(Items from a figure collection)
start
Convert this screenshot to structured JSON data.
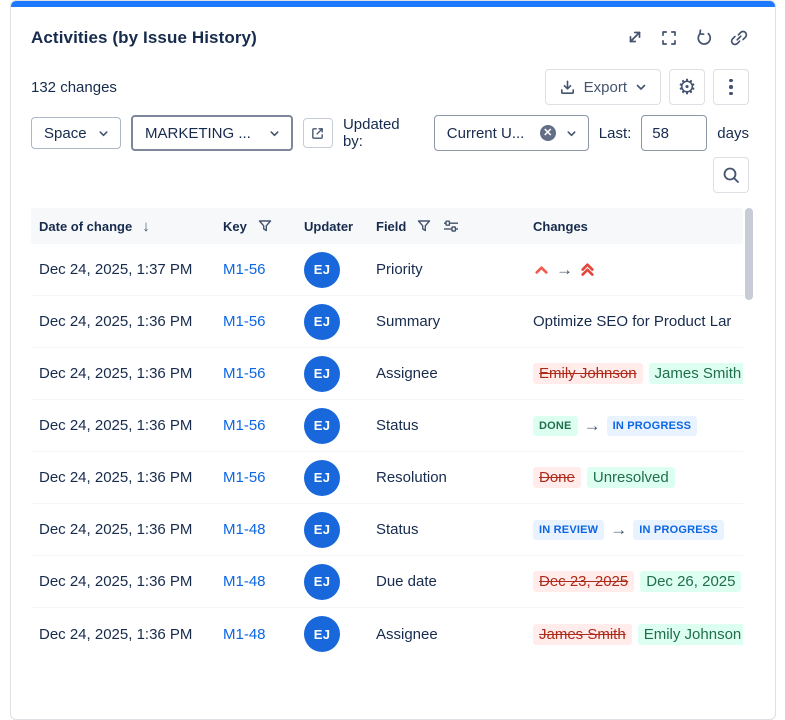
{
  "header": {
    "title": "Activities (by Issue History)",
    "icons": [
      "collapse-icon",
      "fullscreen-icon",
      "refresh-icon",
      "link-icon"
    ]
  },
  "toolbar": {
    "changes_count": "132 changes",
    "export_label": "Export",
    "icons": [
      "download-icon",
      "chevron-down-icon",
      "gear-icon",
      "kebab-menu-icon"
    ],
    "gear_glyph": "⚙"
  },
  "filters": {
    "space_label": "Space",
    "project_value": "MARKETING ...",
    "updated_by_label": "Updated by:",
    "updated_by_value": "Current U...",
    "clear_glyph": "✕",
    "last_label": "Last:",
    "last_value": "58",
    "days_label": "days",
    "icons": [
      "external-link-icon",
      "clear-icon",
      "search-icon"
    ]
  },
  "table": {
    "columns": [
      "Date of change",
      "Key",
      "Updater",
      "Field",
      "Changes"
    ],
    "sort_glyph": "↓",
    "header_icons": [
      "sort-down-icon",
      "filter-icon",
      "filter-icon",
      "field-settings-icon"
    ],
    "status_styles": {
      "DONE": {
        "bg": "#DCFFF1",
        "color": "#216E4E"
      },
      "IN PROGRESS": {
        "bg": "#E9F2FF",
        "color": "#0C66E4"
      },
      "IN REVIEW": {
        "bg": "#E9F2FF",
        "color": "#0C66E4"
      }
    },
    "rows": [
      {
        "date": "Dec 24, 2025, 1:37 PM",
        "key": "M1-56",
        "updater": "EJ",
        "field": "Priority",
        "change": {
          "type": "priority",
          "from": "high",
          "to": "highest"
        }
      },
      {
        "date": "Dec 24, 2025, 1:36 PM",
        "key": "M1-56",
        "updater": "EJ",
        "field": "Summary",
        "change": {
          "type": "text",
          "value": "Optimize SEO for Product Lar"
        }
      },
      {
        "date": "Dec 24, 2025, 1:36 PM",
        "key": "M1-56",
        "updater": "EJ",
        "field": "Assignee",
        "change": {
          "type": "old_new",
          "old": "Emily Johnson",
          "new": "James Smith"
        }
      },
      {
        "date": "Dec 24, 2025, 1:36 PM",
        "key": "M1-56",
        "updater": "EJ",
        "field": "Status",
        "change": {
          "type": "status",
          "old": "DONE",
          "new": "IN PROGRESS"
        }
      },
      {
        "date": "Dec 24, 2025, 1:36 PM",
        "key": "M1-56",
        "updater": "EJ",
        "field": "Resolution",
        "change": {
          "type": "old_new",
          "old": "Done",
          "new": "Unresolved"
        }
      },
      {
        "date": "Dec 24, 2025, 1:36 PM",
        "key": "M1-48",
        "updater": "EJ",
        "field": "Status",
        "change": {
          "type": "status",
          "old": "IN REVIEW",
          "new": "IN PROGRESS"
        }
      },
      {
        "date": "Dec 24, 2025, 1:36 PM",
        "key": "M1-48",
        "updater": "EJ",
        "field": "Due date",
        "change": {
          "type": "old_new",
          "old": "Dec 23, 2025",
          "new": "Dec 26, 2025"
        }
      },
      {
        "date": "Dec 24, 2025, 1:36 PM",
        "key": "M1-48",
        "updater": "EJ",
        "field": "Assignee",
        "change": {
          "type": "old_new",
          "old": "James Smith",
          "new": "Emily Johnson"
        }
      }
    ]
  },
  "colors": {
    "accent_bar": "#1D7AFC",
    "avatar_bg": "#1868DB",
    "link": "#0C66E4",
    "icon_slate": "#44546F",
    "removed_bg": "#FFECEB",
    "removed_text": "#AE2A19",
    "added_bg": "#DCFFF1",
    "added_text": "#216E4E",
    "priority_high": "#F15B50",
    "priority_highest": "#E2483D"
  }
}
end
SHORT TASK: Retype the records exactly. Any image in them should not appear in what you write.

RESULT OF THIS EXERCISE:
Convert this screenshot to structured JSON data.
{
  "header": {
    "title": "Activities (by Issue History)",
    "icons": [
      "collapse-icon",
      "fullscreen-icon",
      "refresh-icon",
      "link-icon"
    ]
  },
  "toolbar": {
    "changes_count": "132 changes",
    "export_label": "Export",
    "icons": [
      "download-icon",
      "chevron-down-icon",
      "gear-icon",
      "kebab-menu-icon"
    ],
    "gear_glyph": "⚙"
  },
  "filters": {
    "space_label": "Space",
    "project_value": "MARKETING ...",
    "updated_by_label": "Updated by:",
    "updated_by_value": "Current U...",
    "clear_glyph": "✕",
    "last_label": "Last:",
    "last_value": "58",
    "days_label": "days",
    "icons": [
      "external-link-icon",
      "clear-icon",
      "search-icon"
    ]
  },
  "table": {
    "columns": [
      "Date of change",
      "Key",
      "Updater",
      "Field",
      "Changes"
    ],
    "sort_glyph": "↓",
    "header_icons": [
      "sort-down-icon",
      "filter-icon",
      "filter-icon",
      "field-settings-icon"
    ],
    "status_styles": {
      "DONE": {
        "bg": "#DCFFF1",
        "color": "#216E4E"
      },
      "IN PROGRESS": {
        "bg": "#E9F2FF",
        "color": "#0C66E4"
      },
      "IN REVIEW": {
        "bg": "#E9F2FF",
        "color": "#0C66E4"
      }
    },
    "rows": [
      {
        "date": "Dec 24, 2025, 1:37 PM",
        "key": "M1-56",
        "updater": "EJ",
        "field": "Priority",
        "change": {
          "type": "priority",
          "from": "high",
          "to": "highest"
        }
      },
      {
        "date": "Dec 24, 2025, 1:36 PM",
        "key": "M1-56",
        "updater": "EJ",
        "field": "Summary",
        "change": {
          "type": "text",
          "value": "Optimize SEO for Product Lar"
        }
      },
      {
        "date": "Dec 24, 2025, 1:36 PM",
        "key": "M1-56",
        "updater": "EJ",
        "field": "Assignee",
        "change": {
          "type": "old_new",
          "old": "Emily Johnson",
          "new": "James Smith"
        }
      },
      {
        "date": "Dec 24, 2025, 1:36 PM",
        "key": "M1-56",
        "updater": "EJ",
        "field": "Status",
        "change": {
          "type": "status",
          "old": "DONE",
          "new": "IN PROGRESS"
        }
      },
      {
        "date": "Dec 24, 2025, 1:36 PM",
        "key": "M1-56",
        "updater": "EJ",
        "field": "Resolution",
        "change": {
          "type": "old_new",
          "old": "Done",
          "new": "Unresolved"
        }
      },
      {
        "date": "Dec 24, 2025, 1:36 PM",
        "key": "M1-48",
        "updater": "EJ",
        "field": "Status",
        "change": {
          "type": "status",
          "old": "IN REVIEW",
          "new": "IN PROGRESS"
        }
      },
      {
        "date": "Dec 24, 2025, 1:36 PM",
        "key": "M1-48",
        "updater": "EJ",
        "field": "Due date",
        "change": {
          "type": "old_new",
          "old": "Dec 23, 2025",
          "new": "Dec 26, 2025"
        }
      },
      {
        "date": "Dec 24, 2025, 1:36 PM",
        "key": "M1-48",
        "updater": "EJ",
        "field": "Assignee",
        "change": {
          "type": "old_new",
          "old": "James Smith",
          "new": "Emily Johnson"
        }
      }
    ]
  },
  "colors": {
    "accent_bar": "#1D7AFC",
    "avatar_bg": "#1868DB",
    "link": "#0C66E4",
    "icon_slate": "#44546F",
    "removed_bg": "#FFECEB",
    "removed_text": "#AE2A19",
    "added_bg": "#DCFFF1",
    "added_text": "#216E4E",
    "priority_high": "#F15B50",
    "priority_highest": "#E2483D"
  }
}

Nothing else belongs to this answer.